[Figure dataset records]
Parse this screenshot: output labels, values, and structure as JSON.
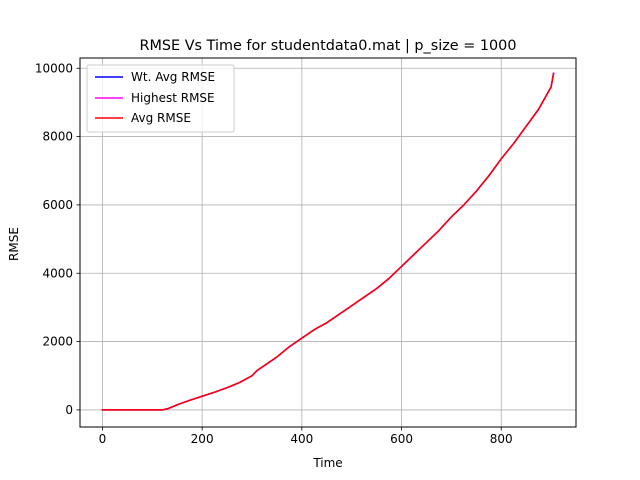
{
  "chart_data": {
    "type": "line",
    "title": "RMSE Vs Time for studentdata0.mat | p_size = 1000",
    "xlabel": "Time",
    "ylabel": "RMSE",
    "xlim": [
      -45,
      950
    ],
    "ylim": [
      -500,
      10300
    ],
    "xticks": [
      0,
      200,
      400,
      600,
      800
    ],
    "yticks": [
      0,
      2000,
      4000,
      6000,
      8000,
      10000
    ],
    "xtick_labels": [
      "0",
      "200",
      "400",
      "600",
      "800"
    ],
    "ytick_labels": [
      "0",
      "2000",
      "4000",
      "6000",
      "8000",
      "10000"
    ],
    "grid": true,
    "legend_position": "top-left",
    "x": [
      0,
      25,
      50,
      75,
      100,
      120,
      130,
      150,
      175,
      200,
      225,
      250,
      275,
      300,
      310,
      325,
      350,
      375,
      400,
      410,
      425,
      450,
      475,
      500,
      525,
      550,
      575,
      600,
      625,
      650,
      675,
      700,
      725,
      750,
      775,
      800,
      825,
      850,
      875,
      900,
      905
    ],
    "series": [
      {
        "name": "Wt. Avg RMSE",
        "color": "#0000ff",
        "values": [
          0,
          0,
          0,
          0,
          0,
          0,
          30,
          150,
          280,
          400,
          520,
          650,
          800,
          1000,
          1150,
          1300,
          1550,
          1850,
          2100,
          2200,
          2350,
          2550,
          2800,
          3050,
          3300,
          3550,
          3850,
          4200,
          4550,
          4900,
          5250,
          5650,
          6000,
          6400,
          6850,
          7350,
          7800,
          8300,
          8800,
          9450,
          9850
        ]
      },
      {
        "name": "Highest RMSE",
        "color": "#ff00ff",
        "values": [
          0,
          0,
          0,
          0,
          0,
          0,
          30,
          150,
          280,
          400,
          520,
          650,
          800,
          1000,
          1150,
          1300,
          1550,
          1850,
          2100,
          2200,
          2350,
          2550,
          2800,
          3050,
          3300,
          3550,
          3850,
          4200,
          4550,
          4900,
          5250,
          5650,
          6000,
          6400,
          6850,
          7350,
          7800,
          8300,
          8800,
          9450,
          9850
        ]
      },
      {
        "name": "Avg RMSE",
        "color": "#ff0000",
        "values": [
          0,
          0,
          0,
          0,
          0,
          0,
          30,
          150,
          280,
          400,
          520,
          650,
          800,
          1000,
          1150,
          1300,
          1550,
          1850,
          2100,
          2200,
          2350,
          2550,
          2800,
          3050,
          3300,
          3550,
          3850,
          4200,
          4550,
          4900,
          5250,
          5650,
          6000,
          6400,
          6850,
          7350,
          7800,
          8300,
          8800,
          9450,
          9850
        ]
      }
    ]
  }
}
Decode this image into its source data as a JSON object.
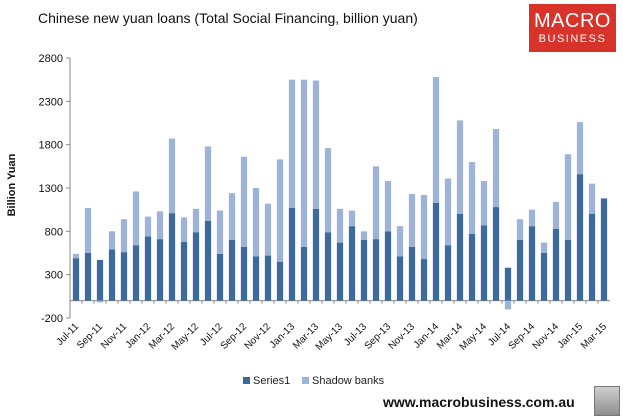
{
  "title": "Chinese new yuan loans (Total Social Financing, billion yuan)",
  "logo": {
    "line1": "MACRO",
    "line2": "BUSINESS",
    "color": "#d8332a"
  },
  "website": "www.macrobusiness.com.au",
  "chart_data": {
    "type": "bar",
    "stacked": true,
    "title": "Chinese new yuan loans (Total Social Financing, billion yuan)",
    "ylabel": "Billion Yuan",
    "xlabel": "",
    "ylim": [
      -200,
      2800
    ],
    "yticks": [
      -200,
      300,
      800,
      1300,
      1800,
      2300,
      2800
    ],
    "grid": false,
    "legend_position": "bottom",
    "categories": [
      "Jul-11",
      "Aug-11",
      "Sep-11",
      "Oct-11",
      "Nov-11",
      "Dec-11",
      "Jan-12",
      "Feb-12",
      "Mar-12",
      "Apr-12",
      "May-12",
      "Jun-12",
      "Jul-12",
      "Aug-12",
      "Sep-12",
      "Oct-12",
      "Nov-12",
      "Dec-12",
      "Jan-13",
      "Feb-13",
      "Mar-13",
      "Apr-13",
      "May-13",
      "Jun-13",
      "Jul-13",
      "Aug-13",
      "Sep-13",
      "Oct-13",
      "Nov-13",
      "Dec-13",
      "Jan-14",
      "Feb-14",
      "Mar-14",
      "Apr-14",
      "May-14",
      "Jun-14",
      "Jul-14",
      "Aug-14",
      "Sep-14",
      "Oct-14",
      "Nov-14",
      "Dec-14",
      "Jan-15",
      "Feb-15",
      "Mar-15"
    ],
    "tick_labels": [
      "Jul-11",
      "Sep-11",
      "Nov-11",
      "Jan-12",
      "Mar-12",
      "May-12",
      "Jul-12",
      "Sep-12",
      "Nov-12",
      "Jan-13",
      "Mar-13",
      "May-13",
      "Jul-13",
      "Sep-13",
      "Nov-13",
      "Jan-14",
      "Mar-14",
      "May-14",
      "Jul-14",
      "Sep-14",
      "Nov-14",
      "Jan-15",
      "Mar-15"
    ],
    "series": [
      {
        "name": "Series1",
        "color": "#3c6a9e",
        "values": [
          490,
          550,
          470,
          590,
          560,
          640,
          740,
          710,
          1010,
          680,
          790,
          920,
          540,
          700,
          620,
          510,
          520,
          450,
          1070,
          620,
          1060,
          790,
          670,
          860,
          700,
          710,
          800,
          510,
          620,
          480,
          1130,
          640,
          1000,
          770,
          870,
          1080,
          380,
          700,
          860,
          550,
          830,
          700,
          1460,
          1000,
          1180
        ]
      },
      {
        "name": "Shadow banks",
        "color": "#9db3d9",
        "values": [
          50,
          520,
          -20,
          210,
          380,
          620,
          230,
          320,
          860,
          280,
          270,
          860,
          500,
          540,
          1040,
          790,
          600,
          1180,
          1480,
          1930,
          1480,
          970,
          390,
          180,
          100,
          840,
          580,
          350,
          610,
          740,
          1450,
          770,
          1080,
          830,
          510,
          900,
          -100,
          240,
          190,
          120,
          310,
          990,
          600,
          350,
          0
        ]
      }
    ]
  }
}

What is needed:
What comes back should match the records exactly, minus any pictures.

Worked answer:
Parse this screenshot: output labels, values, and structure as JSON.
{
  "chart_data": {
    "type": "line",
    "title": "RMSE Vs Time for studentdata0.mat | p_size = 1000",
    "xlabel": "Time",
    "ylabel": "RMSE",
    "xlim": [
      -45,
      950
    ],
    "ylim": [
      -500,
      10300
    ],
    "xticks": [
      0,
      200,
      400,
      600,
      800
    ],
    "yticks": [
      0,
      2000,
      4000,
      6000,
      8000,
      10000
    ],
    "xtick_labels": [
      "0",
      "200",
      "400",
      "600",
      "800"
    ],
    "ytick_labels": [
      "0",
      "2000",
      "4000",
      "6000",
      "8000",
      "10000"
    ],
    "grid": true,
    "legend_position": "top-left",
    "x": [
      0,
      25,
      50,
      75,
      100,
      120,
      130,
      150,
      175,
      200,
      225,
      250,
      275,
      300,
      310,
      325,
      350,
      375,
      400,
      410,
      425,
      450,
      475,
      500,
      525,
      550,
      575,
      600,
      625,
      650,
      675,
      700,
      725,
      750,
      775,
      800,
      825,
      850,
      875,
      900,
      905
    ],
    "series": [
      {
        "name": "Wt. Avg RMSE",
        "color": "#0000ff",
        "values": [
          0,
          0,
          0,
          0,
          0,
          0,
          30,
          150,
          280,
          400,
          520,
          650,
          800,
          1000,
          1150,
          1300,
          1550,
          1850,
          2100,
          2200,
          2350,
          2550,
          2800,
          3050,
          3300,
          3550,
          3850,
          4200,
          4550,
          4900,
          5250,
          5650,
          6000,
          6400,
          6850,
          7350,
          7800,
          8300,
          8800,
          9450,
          9850
        ]
      },
      {
        "name": "Highest RMSE",
        "color": "#ff00ff",
        "values": [
          0,
          0,
          0,
          0,
          0,
          0,
          30,
          150,
          280,
          400,
          520,
          650,
          800,
          1000,
          1150,
          1300,
          1550,
          1850,
          2100,
          2200,
          2350,
          2550,
          2800,
          3050,
          3300,
          3550,
          3850,
          4200,
          4550,
          4900,
          5250,
          5650,
          6000,
          6400,
          6850,
          7350,
          7800,
          8300,
          8800,
          9450,
          9850
        ]
      },
      {
        "name": "Avg RMSE",
        "color": "#ff0000",
        "values": [
          0,
          0,
          0,
          0,
          0,
          0,
          30,
          150,
          280,
          400,
          520,
          650,
          800,
          1000,
          1150,
          1300,
          1550,
          1850,
          2100,
          2200,
          2350,
          2550,
          2800,
          3050,
          3300,
          3550,
          3850,
          4200,
          4550,
          4900,
          5250,
          5650,
          6000,
          6400,
          6850,
          7350,
          7800,
          8300,
          8800,
          9450,
          9850
        ]
      }
    ]
  }
}
Decode this image into its source data as a JSON object.
{
  "title": "Chinese new yuan loans (Total Social Financing, billion yuan)",
  "logo": {
    "line1": "MACRO",
    "line2": "BUSINESS",
    "color": "#d8332a"
  },
  "website": "www.macrobusiness.com.au",
  "chart_data": {
    "type": "bar",
    "stacked": true,
    "title": "Chinese new yuan loans (Total Social Financing, billion yuan)",
    "ylabel": "Billion Yuan",
    "xlabel": "",
    "ylim": [
      -200,
      2800
    ],
    "yticks": [
      -200,
      300,
      800,
      1300,
      1800,
      2300,
      2800
    ],
    "grid": false,
    "legend_position": "bottom",
    "categories": [
      "Jul-11",
      "Aug-11",
      "Sep-11",
      "Oct-11",
      "Nov-11",
      "Dec-11",
      "Jan-12",
      "Feb-12",
      "Mar-12",
      "Apr-12",
      "May-12",
      "Jun-12",
      "Jul-12",
      "Aug-12",
      "Sep-12",
      "Oct-12",
      "Nov-12",
      "Dec-12",
      "Jan-13",
      "Feb-13",
      "Mar-13",
      "Apr-13",
      "May-13",
      "Jun-13",
      "Jul-13",
      "Aug-13",
      "Sep-13",
      "Oct-13",
      "Nov-13",
      "Dec-13",
      "Jan-14",
      "Feb-14",
      "Mar-14",
      "Apr-14",
      "May-14",
      "Jun-14",
      "Jul-14",
      "Aug-14",
      "Sep-14",
      "Oct-14",
      "Nov-14",
      "Dec-14",
      "Jan-15",
      "Feb-15",
      "Mar-15"
    ],
    "tick_labels": [
      "Jul-11",
      "Sep-11",
      "Nov-11",
      "Jan-12",
      "Mar-12",
      "May-12",
      "Jul-12",
      "Sep-12",
      "Nov-12",
      "Jan-13",
      "Mar-13",
      "May-13",
      "Jul-13",
      "Sep-13",
      "Nov-13",
      "Jan-14",
      "Mar-14",
      "May-14",
      "Jul-14",
      "Sep-14",
      "Nov-14",
      "Jan-15",
      "Mar-15"
    ],
    "series": [
      {
        "name": "Series1",
        "color": "#3c6a9e",
        "values": [
          490,
          550,
          470,
          590,
          560,
          640,
          740,
          710,
          1010,
          680,
          790,
          920,
          540,
          700,
          620,
          510,
          520,
          450,
          1070,
          620,
          1060,
          790,
          670,
          860,
          700,
          710,
          800,
          510,
          620,
          480,
          1130,
          640,
          1000,
          770,
          870,
          1080,
          380,
          700,
          860,
          550,
          830,
          700,
          1460,
          1000,
          1180
        ]
      },
      {
        "name": "Shadow banks",
        "color": "#9db3d9",
        "values": [
          50,
          520,
          -20,
          210,
          380,
          620,
          230,
          320,
          860,
          280,
          270,
          860,
          500,
          540,
          1040,
          790,
          600,
          1180,
          1480,
          1930,
          1480,
          970,
          390,
          180,
          100,
          840,
          580,
          350,
          610,
          740,
          1450,
          770,
          1080,
          830,
          510,
          900,
          -100,
          240,
          190,
          120,
          310,
          990,
          600,
          350,
          0
        ]
      }
    ]
  }
}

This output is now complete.